- _Exercise_
Locate every line in the records below that holds the word "Exhibit" and return each one.

- _Dataset content_
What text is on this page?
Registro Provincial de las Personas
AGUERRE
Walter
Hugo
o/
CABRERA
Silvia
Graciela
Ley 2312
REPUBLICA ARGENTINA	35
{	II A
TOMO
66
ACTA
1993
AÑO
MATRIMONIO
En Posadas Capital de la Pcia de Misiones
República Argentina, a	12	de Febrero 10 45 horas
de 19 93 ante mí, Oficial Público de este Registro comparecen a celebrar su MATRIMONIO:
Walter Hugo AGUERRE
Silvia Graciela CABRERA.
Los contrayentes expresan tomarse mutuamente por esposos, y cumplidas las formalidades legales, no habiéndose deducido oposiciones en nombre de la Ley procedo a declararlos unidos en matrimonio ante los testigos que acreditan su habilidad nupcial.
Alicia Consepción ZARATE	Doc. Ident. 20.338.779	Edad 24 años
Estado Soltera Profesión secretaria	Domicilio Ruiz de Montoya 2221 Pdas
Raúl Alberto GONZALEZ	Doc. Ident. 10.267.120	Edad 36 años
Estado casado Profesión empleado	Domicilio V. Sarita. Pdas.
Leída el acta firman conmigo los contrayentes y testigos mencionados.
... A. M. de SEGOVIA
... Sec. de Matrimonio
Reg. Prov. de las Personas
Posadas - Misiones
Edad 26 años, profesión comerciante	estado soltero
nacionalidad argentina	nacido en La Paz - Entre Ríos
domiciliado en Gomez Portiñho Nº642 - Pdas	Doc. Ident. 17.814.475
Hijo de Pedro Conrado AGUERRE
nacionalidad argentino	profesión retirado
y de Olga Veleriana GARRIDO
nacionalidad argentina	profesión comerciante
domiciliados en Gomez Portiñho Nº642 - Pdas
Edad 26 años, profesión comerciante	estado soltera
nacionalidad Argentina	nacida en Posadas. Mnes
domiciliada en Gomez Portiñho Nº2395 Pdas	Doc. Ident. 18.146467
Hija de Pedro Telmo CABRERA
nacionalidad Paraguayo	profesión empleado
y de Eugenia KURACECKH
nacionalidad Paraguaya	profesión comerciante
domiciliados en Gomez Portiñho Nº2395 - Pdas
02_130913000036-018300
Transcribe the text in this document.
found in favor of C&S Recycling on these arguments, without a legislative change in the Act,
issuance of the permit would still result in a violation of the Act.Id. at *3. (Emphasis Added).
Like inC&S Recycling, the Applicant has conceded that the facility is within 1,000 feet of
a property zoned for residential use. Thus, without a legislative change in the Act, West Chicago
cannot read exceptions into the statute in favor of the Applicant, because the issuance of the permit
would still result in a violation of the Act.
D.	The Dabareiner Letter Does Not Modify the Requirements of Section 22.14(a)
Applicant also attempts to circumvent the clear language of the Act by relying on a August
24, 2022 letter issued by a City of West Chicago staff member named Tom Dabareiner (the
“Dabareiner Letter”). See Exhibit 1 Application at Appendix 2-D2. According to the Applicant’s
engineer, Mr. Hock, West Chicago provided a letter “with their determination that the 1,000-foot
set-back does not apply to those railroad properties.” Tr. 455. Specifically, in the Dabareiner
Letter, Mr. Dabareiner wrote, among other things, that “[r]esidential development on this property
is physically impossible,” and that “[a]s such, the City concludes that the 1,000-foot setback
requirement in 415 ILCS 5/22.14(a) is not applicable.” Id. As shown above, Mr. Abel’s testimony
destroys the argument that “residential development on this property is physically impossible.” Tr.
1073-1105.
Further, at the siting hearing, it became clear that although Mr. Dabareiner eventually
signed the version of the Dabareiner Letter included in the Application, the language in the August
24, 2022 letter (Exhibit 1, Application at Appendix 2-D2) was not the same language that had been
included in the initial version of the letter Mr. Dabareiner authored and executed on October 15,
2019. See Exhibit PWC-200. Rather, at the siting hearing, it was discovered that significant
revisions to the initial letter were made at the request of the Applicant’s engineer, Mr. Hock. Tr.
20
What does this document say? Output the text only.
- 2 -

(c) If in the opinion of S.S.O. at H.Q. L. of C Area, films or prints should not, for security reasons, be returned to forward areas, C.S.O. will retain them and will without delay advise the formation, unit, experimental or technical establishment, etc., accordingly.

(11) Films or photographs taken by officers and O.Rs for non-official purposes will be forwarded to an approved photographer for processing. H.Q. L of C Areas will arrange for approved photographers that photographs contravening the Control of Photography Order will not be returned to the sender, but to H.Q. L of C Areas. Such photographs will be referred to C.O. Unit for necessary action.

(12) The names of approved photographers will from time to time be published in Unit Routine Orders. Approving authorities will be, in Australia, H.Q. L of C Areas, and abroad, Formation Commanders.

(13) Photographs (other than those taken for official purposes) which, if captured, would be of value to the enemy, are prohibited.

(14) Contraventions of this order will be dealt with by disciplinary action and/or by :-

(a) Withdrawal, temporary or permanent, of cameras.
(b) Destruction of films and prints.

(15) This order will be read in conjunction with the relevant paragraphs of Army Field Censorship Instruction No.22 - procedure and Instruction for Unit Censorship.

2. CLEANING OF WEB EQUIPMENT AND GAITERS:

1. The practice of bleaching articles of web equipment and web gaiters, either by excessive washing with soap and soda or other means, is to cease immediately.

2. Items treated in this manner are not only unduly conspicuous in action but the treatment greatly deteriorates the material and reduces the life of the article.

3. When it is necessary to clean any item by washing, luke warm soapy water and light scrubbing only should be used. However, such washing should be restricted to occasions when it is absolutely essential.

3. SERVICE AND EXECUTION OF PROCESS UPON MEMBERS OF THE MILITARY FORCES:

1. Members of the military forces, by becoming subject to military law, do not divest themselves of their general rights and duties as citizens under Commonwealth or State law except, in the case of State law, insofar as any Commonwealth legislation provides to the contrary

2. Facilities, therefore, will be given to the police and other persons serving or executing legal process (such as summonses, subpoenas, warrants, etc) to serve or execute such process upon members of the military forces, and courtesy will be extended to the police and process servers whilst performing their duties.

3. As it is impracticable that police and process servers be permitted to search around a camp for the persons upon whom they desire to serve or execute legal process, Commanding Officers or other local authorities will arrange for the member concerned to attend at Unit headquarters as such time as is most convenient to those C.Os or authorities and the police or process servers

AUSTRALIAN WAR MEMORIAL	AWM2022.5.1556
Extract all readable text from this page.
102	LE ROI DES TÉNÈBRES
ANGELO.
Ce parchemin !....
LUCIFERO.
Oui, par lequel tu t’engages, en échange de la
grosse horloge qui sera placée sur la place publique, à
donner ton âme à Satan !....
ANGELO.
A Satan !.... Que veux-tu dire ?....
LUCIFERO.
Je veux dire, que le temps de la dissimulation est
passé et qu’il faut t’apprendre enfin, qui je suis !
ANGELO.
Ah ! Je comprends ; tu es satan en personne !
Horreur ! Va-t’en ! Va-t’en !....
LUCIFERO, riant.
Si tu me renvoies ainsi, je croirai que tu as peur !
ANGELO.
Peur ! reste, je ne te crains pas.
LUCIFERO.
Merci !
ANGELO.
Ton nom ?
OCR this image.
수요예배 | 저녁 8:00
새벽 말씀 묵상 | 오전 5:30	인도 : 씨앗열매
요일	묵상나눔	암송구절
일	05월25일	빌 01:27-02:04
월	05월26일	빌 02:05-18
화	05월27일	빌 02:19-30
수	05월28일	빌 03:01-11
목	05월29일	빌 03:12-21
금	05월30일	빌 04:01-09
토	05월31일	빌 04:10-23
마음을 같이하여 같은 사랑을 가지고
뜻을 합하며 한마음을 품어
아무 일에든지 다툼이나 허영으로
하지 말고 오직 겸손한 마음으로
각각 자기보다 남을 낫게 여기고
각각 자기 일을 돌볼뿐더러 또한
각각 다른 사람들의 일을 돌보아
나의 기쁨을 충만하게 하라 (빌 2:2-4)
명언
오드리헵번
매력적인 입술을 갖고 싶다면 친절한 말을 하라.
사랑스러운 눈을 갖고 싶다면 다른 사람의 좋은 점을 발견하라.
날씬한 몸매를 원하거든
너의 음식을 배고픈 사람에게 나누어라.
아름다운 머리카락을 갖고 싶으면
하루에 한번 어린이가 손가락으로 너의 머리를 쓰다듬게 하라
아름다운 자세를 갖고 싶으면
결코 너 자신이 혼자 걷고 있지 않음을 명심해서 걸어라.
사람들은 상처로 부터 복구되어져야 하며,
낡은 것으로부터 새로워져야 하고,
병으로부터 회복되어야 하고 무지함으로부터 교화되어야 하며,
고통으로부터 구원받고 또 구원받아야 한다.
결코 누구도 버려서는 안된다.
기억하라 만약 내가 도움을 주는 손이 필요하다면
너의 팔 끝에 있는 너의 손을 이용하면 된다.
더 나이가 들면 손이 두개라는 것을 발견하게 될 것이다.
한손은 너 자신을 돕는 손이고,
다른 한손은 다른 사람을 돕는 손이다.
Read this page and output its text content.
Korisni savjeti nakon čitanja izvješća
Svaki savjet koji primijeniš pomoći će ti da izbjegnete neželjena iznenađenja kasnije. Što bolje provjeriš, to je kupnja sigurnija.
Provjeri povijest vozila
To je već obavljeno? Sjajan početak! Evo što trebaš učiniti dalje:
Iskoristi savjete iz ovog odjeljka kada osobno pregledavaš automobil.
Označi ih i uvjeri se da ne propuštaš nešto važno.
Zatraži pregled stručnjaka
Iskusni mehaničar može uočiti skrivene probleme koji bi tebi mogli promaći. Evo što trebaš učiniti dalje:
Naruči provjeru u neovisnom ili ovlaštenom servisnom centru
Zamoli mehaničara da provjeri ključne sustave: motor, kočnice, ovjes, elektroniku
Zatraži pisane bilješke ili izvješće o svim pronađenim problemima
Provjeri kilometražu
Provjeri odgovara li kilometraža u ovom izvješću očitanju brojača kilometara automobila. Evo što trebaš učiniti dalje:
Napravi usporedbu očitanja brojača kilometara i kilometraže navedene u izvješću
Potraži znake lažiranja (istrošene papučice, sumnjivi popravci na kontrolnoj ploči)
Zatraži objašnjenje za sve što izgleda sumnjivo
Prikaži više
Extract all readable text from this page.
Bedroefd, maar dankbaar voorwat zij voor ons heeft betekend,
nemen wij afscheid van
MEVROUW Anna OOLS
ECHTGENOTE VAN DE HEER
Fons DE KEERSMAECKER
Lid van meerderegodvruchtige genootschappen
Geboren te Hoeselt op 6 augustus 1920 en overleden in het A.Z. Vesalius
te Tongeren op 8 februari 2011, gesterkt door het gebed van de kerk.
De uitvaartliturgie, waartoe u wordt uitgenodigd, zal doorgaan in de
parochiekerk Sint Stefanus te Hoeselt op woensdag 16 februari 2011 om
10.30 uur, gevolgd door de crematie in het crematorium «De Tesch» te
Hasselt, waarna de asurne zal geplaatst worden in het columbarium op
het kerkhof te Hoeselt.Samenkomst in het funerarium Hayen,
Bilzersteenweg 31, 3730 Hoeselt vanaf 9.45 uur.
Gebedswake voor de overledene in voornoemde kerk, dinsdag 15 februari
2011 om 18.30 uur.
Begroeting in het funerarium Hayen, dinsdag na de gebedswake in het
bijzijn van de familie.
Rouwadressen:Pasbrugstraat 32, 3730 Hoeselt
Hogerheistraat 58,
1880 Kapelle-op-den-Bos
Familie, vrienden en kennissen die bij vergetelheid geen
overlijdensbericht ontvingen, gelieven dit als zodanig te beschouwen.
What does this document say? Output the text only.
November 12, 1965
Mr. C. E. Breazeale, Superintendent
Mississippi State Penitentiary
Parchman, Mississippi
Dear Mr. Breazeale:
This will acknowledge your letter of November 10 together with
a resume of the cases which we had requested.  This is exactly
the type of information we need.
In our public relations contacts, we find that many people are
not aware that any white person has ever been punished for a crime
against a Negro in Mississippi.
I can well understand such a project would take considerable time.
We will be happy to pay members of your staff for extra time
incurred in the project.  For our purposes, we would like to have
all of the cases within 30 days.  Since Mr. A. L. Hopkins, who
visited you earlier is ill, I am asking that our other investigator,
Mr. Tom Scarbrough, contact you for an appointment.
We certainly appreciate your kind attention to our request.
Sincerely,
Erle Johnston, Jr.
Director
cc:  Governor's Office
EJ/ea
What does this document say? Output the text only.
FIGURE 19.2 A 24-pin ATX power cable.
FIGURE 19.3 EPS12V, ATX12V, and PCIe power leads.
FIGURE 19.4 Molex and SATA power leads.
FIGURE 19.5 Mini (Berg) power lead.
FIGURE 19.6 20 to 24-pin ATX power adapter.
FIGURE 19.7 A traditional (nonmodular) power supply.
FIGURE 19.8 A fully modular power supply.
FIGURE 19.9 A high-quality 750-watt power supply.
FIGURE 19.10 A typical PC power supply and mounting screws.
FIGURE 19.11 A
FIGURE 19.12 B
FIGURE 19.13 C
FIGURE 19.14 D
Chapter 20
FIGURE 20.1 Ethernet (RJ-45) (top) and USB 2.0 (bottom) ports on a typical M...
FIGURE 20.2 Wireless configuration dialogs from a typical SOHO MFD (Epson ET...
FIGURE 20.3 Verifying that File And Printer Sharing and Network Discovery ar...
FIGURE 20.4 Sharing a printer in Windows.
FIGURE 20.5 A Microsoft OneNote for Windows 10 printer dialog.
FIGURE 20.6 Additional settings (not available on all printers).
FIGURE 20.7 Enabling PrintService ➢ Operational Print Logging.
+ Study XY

- _Expected answer_
“Dabareiner Letter”). See Exhibit 1 Application at Appendix 2-D2. According to the Applicant’s
24, 2022 letter (Exhibit 1, Application at Appendix 2-D2) was not the same language that had been
2019. See Exhibit PWC-200. Rather, at the siting hearing, it was discovered that significant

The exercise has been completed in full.